Short task -
Write the material out again, line by line, exactly as it is.

--- Dataset entries ---

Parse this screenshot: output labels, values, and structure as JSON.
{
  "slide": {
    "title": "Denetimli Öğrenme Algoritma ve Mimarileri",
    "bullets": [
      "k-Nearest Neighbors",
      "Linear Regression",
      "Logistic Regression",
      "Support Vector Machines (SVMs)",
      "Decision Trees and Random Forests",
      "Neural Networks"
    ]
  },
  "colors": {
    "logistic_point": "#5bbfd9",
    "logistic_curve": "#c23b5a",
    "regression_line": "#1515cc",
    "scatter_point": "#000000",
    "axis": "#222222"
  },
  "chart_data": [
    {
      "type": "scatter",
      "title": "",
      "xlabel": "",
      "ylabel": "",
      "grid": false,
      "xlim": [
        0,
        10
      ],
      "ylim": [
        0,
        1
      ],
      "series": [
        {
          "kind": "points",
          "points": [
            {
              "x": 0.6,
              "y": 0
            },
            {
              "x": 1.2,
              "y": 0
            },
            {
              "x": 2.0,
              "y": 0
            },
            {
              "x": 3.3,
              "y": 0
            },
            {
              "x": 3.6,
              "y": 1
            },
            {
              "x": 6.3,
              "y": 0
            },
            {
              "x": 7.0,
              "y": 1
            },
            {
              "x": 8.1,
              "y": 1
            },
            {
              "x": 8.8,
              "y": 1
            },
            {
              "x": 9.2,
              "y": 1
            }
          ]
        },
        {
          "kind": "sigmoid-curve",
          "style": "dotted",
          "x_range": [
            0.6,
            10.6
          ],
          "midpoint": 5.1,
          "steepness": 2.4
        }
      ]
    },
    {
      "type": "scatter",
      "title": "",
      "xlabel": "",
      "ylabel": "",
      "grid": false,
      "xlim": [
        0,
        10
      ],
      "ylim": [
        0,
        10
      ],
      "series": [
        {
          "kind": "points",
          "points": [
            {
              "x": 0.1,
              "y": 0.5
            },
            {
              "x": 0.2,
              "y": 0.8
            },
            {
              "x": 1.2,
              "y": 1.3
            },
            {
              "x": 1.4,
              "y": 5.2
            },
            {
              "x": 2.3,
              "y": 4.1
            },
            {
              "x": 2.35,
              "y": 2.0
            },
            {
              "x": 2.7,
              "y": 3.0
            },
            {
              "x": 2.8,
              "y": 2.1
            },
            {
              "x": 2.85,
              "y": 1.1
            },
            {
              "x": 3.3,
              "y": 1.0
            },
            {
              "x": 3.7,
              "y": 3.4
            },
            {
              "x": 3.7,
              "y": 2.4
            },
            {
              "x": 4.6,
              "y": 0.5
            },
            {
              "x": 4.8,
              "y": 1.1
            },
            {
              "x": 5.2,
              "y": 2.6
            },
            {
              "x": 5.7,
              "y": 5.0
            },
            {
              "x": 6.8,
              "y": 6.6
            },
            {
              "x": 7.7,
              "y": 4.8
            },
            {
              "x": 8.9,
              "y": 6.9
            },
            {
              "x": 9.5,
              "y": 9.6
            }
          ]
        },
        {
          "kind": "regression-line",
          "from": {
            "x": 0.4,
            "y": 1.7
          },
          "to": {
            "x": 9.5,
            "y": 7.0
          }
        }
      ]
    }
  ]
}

---

In response -
Parse this screenshot: output labels, values, and structure as JSON.
{
  "slide": {
    "title": "Denetimli Öğrenme Algoritma ve Mimarileri",
    "bullets": [
      "k-Nearest Neighbors",
      "Linear Regression",
      "Logistic Regression",
      "Support Vector Machines (SVMs)",
      "Decision Trees and Random Forests",
      "Neural Networks"
    ]
  },
  "colors": {
    "logistic_point": "#5bbfd9",
    "logistic_curve": "#c23b5a",
    "regression_line": "#1515cc",
    "scatter_point": "#000000",
    "axis": "#222222"
  },
  "chart_data": [
    {
      "type": "scatter",
      "title": "",
      "xlabel": "",
      "ylabel": "",
      "grid": false,
      "xlim": [
        0,
        10
      ],
      "ylim": [
        0,
        1
      ],
      "series": [
        {
          "kind": "points",
          "points": [
            {
              "x": 0.6,
              "y": 0
            },
            {
              "x": 1.2,
              "y": 0
            },
            {
              "x": 2.0,
              "y": 0
            },
            {
              "x": 3.3,
              "y": 0
            },
            {
              "x": 3.6,
              "y": 1
            },
            {
              "x": 6.3,
              "y": 0
            },
            {
              "x": 7.0,
              "y": 1
            },
            {
              "x": 8.1,
              "y": 1
            },
            {
              "x": 8.8,
              "y": 1
            },
            {
              "x": 9.2,
              "y": 1
            }
          ]
        },
        {
          "kind": "sigmoid-curve",
          "style": "dotted",
          "x_range": [
            0.6,
            10.6
          ],
          "midpoint": 5.1,
          "steepness": 2.4
        }
      ]
    },
    {
      "type": "scatter",
      "title": "",
      "xlabel": "",
      "ylabel": "",
      "grid": false,
      "xlim": [
        0,
        10
      ],
      "ylim": [
        0,
        10
      ],
      "series": [
        {
          "kind": "points",
          "points": [
            {
              "x": 0.1,
              "y": 0.5
            },
            {
              "x": 0.2,
              "y": 0.8
            },
            {
              "x": 1.2,
              "y": 1.3
            },
            {
              "x": 1.4,
              "y": 5.2
            },
            {
              "x": 2.3,
              "y": 4.1
            },
            {
              "x": 2.35,
              "y": 2.0
            },
            {
              "x": 2.7,
              "y": 3.0
            },
            {
              "x": 2.8,
              "y": 2.1
            },
            {
              "x": 2.85,
              "y": 1.1
            },
            {
              "x": 3.3,
              "y": 1.0
            },
            {
              "x": 3.7,
              "y": 3.4
            },
            {
              "x": 3.7,
              "y": 2.4
            },
            {
              "x": 4.6,
              "y": 0.5
            },
            {
              "x": 4.8,
              "y": 1.1
            },
            {
              "x": 5.2,
              "y": 2.6
            },
            {
              "x": 5.7,
              "y": 5.0
            },
            {
              "x": 6.8,
              "y": 6.6
            },
            {
              "x": 7.7,
              "y": 4.8
            },
            {
              "x": 8.9,
              "y": 6.9
            },
            {
              "x": 9.5,
              "y": 9.6
            }
          ]
        },
        {
          "kind": "regression-line",
          "from": {
            "x": 0.4,
            "y": 1.7
          },
          "to": {
            "x": 9.5,
            "y": 7.0
          }
        }
      ]
    }
  ]
}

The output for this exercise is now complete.